▸ PROBLEM TO SOLVE:
Only lines containing the string "detected" belong in the answer; copy all of them from the entries.

::::

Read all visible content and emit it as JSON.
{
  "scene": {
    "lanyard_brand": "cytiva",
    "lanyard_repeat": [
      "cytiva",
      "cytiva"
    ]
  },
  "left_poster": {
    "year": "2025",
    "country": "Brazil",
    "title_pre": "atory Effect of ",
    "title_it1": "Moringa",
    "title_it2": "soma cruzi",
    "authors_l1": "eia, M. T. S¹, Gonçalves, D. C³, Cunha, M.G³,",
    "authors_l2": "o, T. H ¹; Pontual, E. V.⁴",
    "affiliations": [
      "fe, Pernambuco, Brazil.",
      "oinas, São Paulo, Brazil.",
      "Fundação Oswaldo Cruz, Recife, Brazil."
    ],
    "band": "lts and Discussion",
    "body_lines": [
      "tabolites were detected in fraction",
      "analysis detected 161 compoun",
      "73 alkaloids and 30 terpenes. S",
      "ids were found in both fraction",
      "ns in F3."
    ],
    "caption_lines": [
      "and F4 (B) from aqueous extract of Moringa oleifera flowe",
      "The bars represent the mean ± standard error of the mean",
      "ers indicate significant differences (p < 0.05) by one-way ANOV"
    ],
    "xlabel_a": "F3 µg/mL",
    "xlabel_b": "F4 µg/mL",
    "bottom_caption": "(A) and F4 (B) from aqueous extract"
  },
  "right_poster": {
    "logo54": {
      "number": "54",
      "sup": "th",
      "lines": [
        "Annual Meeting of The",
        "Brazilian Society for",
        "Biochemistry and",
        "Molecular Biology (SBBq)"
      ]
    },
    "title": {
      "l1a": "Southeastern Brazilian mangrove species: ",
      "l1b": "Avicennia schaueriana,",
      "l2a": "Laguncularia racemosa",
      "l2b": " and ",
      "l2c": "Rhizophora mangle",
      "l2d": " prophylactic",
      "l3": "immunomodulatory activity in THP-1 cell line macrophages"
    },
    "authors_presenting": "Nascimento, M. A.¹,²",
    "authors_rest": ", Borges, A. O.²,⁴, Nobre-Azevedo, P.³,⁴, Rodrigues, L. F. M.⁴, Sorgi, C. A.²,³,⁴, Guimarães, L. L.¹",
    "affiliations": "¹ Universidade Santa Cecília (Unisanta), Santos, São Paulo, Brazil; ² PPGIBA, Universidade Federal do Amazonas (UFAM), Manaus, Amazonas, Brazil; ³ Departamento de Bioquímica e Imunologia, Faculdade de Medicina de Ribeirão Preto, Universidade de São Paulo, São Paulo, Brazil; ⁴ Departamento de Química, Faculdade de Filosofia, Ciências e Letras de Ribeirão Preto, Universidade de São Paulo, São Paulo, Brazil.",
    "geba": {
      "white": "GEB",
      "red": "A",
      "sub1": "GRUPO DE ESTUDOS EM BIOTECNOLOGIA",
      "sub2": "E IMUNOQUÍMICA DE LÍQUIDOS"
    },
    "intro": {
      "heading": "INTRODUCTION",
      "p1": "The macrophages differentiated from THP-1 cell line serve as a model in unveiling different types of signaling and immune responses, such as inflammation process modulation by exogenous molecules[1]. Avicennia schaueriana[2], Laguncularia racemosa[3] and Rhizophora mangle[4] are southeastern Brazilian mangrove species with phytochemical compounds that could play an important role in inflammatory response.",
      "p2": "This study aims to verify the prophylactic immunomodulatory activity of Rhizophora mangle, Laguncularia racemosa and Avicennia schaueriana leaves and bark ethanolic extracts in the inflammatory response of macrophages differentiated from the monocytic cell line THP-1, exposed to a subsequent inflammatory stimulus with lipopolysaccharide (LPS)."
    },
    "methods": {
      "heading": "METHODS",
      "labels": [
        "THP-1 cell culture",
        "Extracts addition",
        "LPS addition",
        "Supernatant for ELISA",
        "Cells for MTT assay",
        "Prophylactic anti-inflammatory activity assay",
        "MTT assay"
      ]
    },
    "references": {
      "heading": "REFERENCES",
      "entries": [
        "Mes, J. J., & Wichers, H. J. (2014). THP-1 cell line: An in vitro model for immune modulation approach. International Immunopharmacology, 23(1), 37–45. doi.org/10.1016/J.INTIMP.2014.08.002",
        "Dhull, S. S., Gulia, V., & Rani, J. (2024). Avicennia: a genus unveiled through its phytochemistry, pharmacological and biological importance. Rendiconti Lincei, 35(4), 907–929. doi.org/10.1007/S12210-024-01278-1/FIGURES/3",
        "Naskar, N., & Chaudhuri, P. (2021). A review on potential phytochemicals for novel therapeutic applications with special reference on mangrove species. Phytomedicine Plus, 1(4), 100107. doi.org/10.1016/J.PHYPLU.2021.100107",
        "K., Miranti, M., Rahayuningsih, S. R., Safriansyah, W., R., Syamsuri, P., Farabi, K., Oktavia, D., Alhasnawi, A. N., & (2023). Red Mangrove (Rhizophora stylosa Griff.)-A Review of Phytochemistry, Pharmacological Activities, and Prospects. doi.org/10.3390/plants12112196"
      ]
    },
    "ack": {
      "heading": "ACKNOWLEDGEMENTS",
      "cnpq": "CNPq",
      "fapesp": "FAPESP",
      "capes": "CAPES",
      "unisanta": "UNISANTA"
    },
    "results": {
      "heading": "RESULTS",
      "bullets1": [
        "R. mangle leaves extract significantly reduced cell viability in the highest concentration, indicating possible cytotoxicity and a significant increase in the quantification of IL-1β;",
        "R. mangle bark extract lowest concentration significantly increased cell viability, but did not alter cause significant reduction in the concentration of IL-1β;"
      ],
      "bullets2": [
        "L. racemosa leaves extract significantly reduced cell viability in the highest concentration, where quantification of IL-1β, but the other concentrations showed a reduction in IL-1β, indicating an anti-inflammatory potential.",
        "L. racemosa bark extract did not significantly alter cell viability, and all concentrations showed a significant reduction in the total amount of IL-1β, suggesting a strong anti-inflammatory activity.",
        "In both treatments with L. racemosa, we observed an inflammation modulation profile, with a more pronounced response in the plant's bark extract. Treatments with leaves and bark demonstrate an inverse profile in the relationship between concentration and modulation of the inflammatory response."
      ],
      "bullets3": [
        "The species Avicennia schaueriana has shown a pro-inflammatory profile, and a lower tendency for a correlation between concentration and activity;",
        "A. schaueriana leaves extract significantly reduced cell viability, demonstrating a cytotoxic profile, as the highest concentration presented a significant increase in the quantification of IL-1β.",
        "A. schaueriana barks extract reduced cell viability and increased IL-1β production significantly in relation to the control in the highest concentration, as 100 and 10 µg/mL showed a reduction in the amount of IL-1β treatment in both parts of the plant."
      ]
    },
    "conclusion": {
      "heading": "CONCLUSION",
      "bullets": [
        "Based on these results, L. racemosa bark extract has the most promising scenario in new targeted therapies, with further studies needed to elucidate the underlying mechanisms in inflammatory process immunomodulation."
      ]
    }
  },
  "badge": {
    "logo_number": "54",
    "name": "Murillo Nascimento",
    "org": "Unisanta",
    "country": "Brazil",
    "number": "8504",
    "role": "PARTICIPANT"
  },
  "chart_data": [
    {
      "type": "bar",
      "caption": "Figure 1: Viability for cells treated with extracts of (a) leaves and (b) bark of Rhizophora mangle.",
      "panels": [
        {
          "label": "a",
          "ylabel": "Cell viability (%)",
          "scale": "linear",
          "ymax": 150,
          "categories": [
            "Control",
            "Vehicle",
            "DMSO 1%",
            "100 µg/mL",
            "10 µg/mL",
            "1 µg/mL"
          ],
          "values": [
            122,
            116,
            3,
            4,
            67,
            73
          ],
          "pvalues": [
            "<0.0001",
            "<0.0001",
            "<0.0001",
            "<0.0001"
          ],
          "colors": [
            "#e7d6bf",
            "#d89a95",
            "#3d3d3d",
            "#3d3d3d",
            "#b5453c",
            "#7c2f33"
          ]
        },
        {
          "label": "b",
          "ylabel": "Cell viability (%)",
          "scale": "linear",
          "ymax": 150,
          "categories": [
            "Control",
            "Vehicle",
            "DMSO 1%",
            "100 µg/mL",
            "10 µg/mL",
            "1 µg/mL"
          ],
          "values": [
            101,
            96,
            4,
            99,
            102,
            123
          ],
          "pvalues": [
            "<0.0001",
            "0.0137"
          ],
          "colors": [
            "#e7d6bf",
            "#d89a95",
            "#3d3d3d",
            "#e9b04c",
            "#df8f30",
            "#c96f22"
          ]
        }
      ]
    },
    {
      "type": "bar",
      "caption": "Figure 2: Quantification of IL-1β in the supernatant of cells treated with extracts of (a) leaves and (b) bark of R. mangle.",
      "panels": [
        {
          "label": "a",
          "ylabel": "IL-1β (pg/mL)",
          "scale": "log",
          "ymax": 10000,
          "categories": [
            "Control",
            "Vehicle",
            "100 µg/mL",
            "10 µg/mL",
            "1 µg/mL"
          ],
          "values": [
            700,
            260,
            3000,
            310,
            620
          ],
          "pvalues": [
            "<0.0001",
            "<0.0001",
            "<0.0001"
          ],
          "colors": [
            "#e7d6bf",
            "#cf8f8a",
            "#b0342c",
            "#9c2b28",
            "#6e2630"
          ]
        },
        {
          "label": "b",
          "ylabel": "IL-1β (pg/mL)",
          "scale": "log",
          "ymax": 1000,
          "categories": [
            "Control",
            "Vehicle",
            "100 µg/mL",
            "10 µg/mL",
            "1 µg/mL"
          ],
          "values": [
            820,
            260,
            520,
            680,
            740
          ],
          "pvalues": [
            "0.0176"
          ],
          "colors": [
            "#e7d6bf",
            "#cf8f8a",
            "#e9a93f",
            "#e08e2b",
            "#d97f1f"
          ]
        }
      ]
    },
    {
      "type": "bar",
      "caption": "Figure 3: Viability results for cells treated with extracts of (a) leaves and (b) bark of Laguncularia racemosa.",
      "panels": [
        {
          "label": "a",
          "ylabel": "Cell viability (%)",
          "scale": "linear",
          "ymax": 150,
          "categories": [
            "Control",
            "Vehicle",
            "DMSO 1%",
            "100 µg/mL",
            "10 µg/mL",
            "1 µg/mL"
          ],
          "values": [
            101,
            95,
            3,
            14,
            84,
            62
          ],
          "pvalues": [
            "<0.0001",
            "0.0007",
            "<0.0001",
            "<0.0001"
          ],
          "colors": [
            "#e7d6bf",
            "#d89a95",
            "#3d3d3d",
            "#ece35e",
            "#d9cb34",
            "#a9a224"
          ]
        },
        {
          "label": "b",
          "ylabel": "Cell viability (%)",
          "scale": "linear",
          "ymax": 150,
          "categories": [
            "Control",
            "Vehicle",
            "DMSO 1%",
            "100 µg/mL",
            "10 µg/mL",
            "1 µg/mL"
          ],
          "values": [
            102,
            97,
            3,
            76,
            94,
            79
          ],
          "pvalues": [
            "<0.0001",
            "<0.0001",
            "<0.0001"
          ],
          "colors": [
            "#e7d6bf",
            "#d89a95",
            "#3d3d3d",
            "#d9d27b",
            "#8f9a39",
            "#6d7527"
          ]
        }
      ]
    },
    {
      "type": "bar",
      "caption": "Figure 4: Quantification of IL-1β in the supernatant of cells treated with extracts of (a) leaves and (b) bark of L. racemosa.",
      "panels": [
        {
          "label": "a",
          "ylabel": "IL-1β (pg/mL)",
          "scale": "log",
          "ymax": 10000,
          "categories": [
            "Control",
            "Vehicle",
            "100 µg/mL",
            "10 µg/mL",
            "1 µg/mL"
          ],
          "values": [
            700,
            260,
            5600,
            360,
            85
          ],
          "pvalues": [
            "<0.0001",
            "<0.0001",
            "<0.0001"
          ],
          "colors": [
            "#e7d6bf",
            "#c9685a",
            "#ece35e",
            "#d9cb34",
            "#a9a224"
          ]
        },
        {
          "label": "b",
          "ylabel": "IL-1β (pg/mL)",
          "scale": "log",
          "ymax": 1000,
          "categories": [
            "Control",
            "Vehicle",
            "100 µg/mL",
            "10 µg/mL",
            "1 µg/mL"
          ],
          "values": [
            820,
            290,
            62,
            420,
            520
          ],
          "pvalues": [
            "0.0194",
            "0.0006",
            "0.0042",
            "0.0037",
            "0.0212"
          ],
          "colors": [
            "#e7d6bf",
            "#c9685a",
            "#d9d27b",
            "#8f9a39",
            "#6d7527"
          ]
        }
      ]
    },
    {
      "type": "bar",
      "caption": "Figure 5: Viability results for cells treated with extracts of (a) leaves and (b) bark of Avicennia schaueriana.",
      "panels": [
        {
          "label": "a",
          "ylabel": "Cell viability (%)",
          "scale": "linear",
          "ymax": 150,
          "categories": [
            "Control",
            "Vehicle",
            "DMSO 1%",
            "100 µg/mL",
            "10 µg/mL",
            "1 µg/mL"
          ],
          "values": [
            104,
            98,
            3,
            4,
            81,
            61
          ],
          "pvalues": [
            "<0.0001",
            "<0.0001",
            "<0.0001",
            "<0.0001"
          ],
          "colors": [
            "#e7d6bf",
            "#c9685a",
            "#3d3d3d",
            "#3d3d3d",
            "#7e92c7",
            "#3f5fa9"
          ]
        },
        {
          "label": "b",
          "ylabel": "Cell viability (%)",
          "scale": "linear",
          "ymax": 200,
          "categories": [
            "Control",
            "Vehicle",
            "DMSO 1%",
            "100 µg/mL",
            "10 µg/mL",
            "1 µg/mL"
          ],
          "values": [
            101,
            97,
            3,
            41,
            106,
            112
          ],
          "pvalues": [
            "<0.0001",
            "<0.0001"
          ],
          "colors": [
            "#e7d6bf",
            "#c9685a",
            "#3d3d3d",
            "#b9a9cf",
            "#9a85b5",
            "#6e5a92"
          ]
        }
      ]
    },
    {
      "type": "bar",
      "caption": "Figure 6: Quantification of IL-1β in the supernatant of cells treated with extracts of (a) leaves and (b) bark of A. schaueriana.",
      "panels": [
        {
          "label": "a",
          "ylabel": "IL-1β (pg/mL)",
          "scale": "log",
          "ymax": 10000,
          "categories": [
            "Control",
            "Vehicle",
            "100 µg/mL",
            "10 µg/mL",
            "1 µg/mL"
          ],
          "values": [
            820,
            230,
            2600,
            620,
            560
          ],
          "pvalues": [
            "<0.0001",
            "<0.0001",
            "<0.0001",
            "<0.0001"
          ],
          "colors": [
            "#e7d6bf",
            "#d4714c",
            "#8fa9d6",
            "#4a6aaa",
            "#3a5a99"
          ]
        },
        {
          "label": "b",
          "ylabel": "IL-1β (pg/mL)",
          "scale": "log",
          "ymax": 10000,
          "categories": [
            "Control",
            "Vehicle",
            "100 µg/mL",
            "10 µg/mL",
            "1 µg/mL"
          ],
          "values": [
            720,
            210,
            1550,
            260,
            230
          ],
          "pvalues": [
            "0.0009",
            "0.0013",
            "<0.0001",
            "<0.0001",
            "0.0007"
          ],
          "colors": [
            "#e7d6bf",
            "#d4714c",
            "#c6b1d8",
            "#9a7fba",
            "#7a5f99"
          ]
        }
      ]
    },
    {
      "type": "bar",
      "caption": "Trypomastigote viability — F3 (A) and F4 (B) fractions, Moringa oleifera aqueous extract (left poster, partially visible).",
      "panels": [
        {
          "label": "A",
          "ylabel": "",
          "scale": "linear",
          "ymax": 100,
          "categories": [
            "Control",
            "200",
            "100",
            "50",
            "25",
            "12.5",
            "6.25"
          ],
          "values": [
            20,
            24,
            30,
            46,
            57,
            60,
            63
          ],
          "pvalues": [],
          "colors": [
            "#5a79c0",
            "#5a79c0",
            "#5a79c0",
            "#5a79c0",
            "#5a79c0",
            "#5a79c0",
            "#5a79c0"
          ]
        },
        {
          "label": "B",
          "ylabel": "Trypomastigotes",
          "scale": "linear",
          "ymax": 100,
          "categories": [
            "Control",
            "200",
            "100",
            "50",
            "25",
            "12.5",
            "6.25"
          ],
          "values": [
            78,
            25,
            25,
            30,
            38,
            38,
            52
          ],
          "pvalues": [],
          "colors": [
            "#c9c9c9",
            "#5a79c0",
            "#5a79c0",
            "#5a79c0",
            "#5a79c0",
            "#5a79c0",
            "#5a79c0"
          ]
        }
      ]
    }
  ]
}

::::

▸ RESULT OF THIS EXERCISE:
      "tabolites were detected in fraction",
      "analysis detected 161 compoun",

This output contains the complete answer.